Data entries
* BEGIN *

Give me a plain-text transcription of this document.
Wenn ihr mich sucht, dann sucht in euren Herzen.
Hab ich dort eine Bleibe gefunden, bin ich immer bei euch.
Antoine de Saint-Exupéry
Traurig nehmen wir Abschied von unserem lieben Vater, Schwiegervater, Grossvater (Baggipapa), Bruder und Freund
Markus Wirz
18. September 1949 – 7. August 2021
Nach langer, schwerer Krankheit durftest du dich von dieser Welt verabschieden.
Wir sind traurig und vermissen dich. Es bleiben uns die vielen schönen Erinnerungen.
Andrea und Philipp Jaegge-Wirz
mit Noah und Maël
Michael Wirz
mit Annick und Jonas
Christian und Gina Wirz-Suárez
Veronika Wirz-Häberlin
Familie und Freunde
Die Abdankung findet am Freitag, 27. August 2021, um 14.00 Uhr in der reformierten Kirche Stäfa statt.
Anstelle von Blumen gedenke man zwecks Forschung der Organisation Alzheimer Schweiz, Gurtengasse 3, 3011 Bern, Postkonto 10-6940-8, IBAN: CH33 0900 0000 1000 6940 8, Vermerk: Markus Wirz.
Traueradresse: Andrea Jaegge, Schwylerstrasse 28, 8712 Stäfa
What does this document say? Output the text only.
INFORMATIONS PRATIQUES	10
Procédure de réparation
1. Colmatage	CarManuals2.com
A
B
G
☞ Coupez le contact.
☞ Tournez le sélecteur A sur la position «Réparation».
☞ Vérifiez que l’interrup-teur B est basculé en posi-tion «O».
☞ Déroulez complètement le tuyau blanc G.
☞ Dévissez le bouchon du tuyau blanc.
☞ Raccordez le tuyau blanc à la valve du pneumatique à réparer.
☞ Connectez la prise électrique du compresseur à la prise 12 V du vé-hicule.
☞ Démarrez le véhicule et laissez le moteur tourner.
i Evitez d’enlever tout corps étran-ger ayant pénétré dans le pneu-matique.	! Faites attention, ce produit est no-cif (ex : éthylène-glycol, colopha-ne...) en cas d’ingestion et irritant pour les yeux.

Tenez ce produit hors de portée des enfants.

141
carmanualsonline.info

* END *

--- Exercise brief ---
Copy all the records above exactly, missing none.

--- The answer ---
Give me a plain-text transcription of this document.
Wenn ihr mich sucht, dann sucht in euren Herzen.
Hab ich dort eine Bleibe gefunden, bin ich immer bei euch.
Antoine de Saint-Exupéry
Traurig nehmen wir Abschied von unserem lieben Vater, Schwiegervater, Grossvater (Baggipapa), Bruder und Freund
Markus Wirz
18. September 1949 – 7. August 2021
Nach langer, schwerer Krankheit durftest du dich von dieser Welt verabschieden.
Wir sind traurig und vermissen dich. Es bleiben uns die vielen schönen Erinnerungen.
Andrea und Philipp Jaegge-Wirz
mit Noah und Maël
Michael Wirz
mit Annick und Jonas
Christian und Gina Wirz-Suárez
Veronika Wirz-Häberlin
Familie und Freunde
Die Abdankung findet am Freitag, 27. August 2021, um 14.00 Uhr in der reformierten Kirche Stäfa statt.
Anstelle von Blumen gedenke man zwecks Forschung der Organisation Alzheimer Schweiz, Gurtengasse 3, 3011 Bern, Postkonto 10-6940-8, IBAN: CH33 0900 0000 1000 6940 8, Vermerk: Markus Wirz.
Traueradresse: Andrea Jaegge, Schwylerstrasse 28, 8712 Stäfa
What does this document say? Output the text only.
INFORMATIONS PRATIQUES	10
Procédure de réparation
1. Colmatage	CarManuals2.com
A
B
G
☞ Coupez le contact.
☞ Tournez le sélecteur A sur la position «Réparation».
☞ Vérifiez que l’interrup-teur B est basculé en posi-tion «O».
☞ Déroulez complètement le tuyau blanc G.
☞ Dévissez le bouchon du tuyau blanc.
☞ Raccordez le tuyau blanc à la valve du pneumatique à réparer.
☞ Connectez la prise électrique du compresseur à la prise 12 V du vé-hicule.
☞ Démarrez le véhicule et laissez le moteur tourner.
i Evitez d’enlever tout corps étran-ger ayant pénétré dans le pneu-matique.	! Faites attention, ce produit est no-cif (ex : éthylène-glycol, colopha-ne...) en cas d’ingestion et irritant pour les yeux.

Tenez ce produit hors de portée des enfants.

141
carmanualsonline.info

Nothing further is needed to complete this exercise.